• SHORT TASK:
In full and without alteration, repeat the material.
* start *
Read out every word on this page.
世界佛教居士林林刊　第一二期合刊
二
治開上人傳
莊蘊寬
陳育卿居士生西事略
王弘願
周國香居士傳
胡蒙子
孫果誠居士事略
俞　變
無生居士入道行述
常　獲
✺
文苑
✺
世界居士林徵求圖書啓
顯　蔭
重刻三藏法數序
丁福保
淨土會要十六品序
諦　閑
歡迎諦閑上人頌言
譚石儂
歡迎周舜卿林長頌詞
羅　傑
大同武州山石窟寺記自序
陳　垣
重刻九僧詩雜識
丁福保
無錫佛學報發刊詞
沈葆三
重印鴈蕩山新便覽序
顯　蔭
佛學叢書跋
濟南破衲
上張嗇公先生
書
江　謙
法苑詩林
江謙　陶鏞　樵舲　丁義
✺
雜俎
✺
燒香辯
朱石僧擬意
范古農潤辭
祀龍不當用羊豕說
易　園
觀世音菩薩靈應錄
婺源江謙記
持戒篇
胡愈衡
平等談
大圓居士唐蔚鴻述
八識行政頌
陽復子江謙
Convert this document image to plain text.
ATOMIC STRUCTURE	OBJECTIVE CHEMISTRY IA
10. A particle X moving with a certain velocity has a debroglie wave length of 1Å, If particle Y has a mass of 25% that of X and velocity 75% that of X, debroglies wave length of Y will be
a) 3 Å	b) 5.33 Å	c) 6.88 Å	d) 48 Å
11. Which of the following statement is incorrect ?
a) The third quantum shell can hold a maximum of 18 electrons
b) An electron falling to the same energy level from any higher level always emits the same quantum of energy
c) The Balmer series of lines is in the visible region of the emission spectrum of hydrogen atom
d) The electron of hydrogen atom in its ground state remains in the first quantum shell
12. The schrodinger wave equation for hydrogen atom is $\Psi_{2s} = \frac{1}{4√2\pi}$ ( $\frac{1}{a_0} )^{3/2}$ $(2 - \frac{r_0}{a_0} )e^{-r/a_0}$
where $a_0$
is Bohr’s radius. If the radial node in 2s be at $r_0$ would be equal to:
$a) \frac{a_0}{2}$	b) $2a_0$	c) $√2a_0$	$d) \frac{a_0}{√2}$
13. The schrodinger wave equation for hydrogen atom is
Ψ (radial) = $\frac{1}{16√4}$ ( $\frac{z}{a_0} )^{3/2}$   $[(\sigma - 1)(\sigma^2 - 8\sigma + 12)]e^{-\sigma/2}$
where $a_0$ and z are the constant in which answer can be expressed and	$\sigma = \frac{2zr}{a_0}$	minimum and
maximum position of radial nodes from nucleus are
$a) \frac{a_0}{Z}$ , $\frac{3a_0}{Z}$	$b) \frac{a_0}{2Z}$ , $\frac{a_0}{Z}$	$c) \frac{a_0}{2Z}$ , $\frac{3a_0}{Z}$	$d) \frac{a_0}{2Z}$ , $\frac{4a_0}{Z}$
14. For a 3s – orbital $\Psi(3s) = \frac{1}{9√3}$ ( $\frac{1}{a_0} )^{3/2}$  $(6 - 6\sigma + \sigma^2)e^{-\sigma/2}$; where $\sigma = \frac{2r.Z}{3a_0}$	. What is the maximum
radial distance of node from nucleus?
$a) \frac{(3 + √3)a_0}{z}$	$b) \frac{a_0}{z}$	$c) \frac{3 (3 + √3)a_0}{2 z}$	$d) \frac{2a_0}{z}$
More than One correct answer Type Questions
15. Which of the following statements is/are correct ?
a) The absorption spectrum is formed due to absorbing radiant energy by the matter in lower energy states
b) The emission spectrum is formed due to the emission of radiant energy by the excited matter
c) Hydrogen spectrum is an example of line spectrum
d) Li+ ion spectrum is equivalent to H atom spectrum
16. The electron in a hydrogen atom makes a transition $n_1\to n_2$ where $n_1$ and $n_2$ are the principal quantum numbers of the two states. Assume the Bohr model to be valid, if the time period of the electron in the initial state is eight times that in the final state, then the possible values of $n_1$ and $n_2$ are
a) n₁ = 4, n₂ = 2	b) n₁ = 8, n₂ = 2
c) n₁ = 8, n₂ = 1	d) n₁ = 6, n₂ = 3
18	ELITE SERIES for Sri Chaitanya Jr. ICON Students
* end *
• ANSWER TO THE EXERCISE:
Read out every word on this page.
世界佛教居士林林刊　第一二期合刊
二
治開上人傳
莊蘊寬
陳育卿居士生西事略
王弘願
周國香居士傳
胡蒙子
孫果誠居士事略
俞　變
無生居士入道行述
常　獲
✺
文苑
✺
世界居士林徵求圖書啓
顯　蔭
重刻三藏法數序
丁福保
淨土會要十六品序
諦　閑
歡迎諦閑上人頌言
譚石儂
歡迎周舜卿林長頌詞
羅　傑
大同武州山石窟寺記自序
陳　垣
重刻九僧詩雜識
丁福保
無錫佛學報發刊詞
沈葆三
重印鴈蕩山新便覽序
顯　蔭
佛學叢書跋
濟南破衲
上張嗇公先生
書
江　謙
法苑詩林
江謙　陶鏞　樵舲　丁義
✺
雜俎
✺
燒香辯
朱石僧擬意
范古農潤辭
祀龍不當用羊豕說
易　園
觀世音菩薩靈應錄
婺源江謙記
持戒篇
胡愈衡
平等談
大圓居士唐蔚鴻述
八識行政頌
陽復子江謙
Convert this document image to plain text.
ATOMIC STRUCTURE	OBJECTIVE CHEMISTRY IA
10. A particle X moving with a certain velocity has a debroglie wave length of 1Å, If particle Y has a mass of 25% that of X and velocity 75% that of X, debroglies wave length of Y will be
a) 3 Å	b) 5.33 Å	c) 6.88 Å	d) 48 Å
11. Which of the following statement is incorrect ?
a) The third quantum shell can hold a maximum of 18 electrons
b) An electron falling to the same energy level from any higher level always emits the same quantum of energy
c) The Balmer series of lines is in the visible region of the emission spectrum of hydrogen atom
d) The electron of hydrogen atom in its ground state remains in the first quantum shell
12. The schrodinger wave equation for hydrogen atom is $\Psi_{2s} = \frac{1}{4√2\pi}$ ( $\frac{1}{a_0} )^{3/2}$ $(2 - \frac{r_0}{a_0} )e^{-r/a_0}$
where $a_0$
is Bohr’s radius. If the radial node in 2s be at $r_0$ would be equal to:
$a) \frac{a_0}{2}$	b) $2a_0$	c) $√2a_0$	$d) \frac{a_0}{√2}$
13. The schrodinger wave equation for hydrogen atom is
Ψ (radial) = $\frac{1}{16√4}$ ( $\frac{z}{a_0} )^{3/2}$   $[(\sigma - 1)(\sigma^2 - 8\sigma + 12)]e^{-\sigma/2}$
where $a_0$ and z are the constant in which answer can be expressed and	$\sigma = \frac{2zr}{a_0}$	minimum and
maximum position of radial nodes from nucleus are
$a) \frac{a_0}{Z}$ , $\frac{3a_0}{Z}$	$b) \frac{a_0}{2Z}$ , $\frac{a_0}{Z}$	$c) \frac{a_0}{2Z}$ , $\frac{3a_0}{Z}$	$d) \frac{a_0}{2Z}$ , $\frac{4a_0}{Z}$
14. For a 3s – orbital $\Psi(3s) = \frac{1}{9√3}$ ( $\frac{1}{a_0} )^{3/2}$  $(6 - 6\sigma + \sigma^2)e^{-\sigma/2}$; where $\sigma = \frac{2r.Z}{3a_0}$	. What is the maximum
radial distance of node from nucleus?
$a) \frac{(3 + √3)a_0}{z}$	$b) \frac{a_0}{z}$	$c) \frac{3 (3 + √3)a_0}{2 z}$	$d) \frac{2a_0}{z}$
More than One correct answer Type Questions
15. Which of the following statements is/are correct ?
a) The absorption spectrum is formed due to absorbing radiant energy by the matter in lower energy states
b) The emission spectrum is formed due to the emission of radiant energy by the excited matter
c) Hydrogen spectrum is an example of line spectrum
d) Li+ ion spectrum is equivalent to H atom spectrum
16. The electron in a hydrogen atom makes a transition $n_1\to n_2$ where $n_1$ and $n_2$ are the principal quantum numbers of the two states. Assume the Bohr model to be valid, if the time period of the electron in the initial state is eight times that in the final state, then the possible values of $n_1$ and $n_2$ are
a) n₁ = 4, n₂ = 2	b) n₁ = 8, n₂ = 2
c) n₁ = 8, n₂ = 1	d) n₁ = 6, n₂ = 3
18	ELITE SERIES for Sri Chaitanya Jr. ICON Students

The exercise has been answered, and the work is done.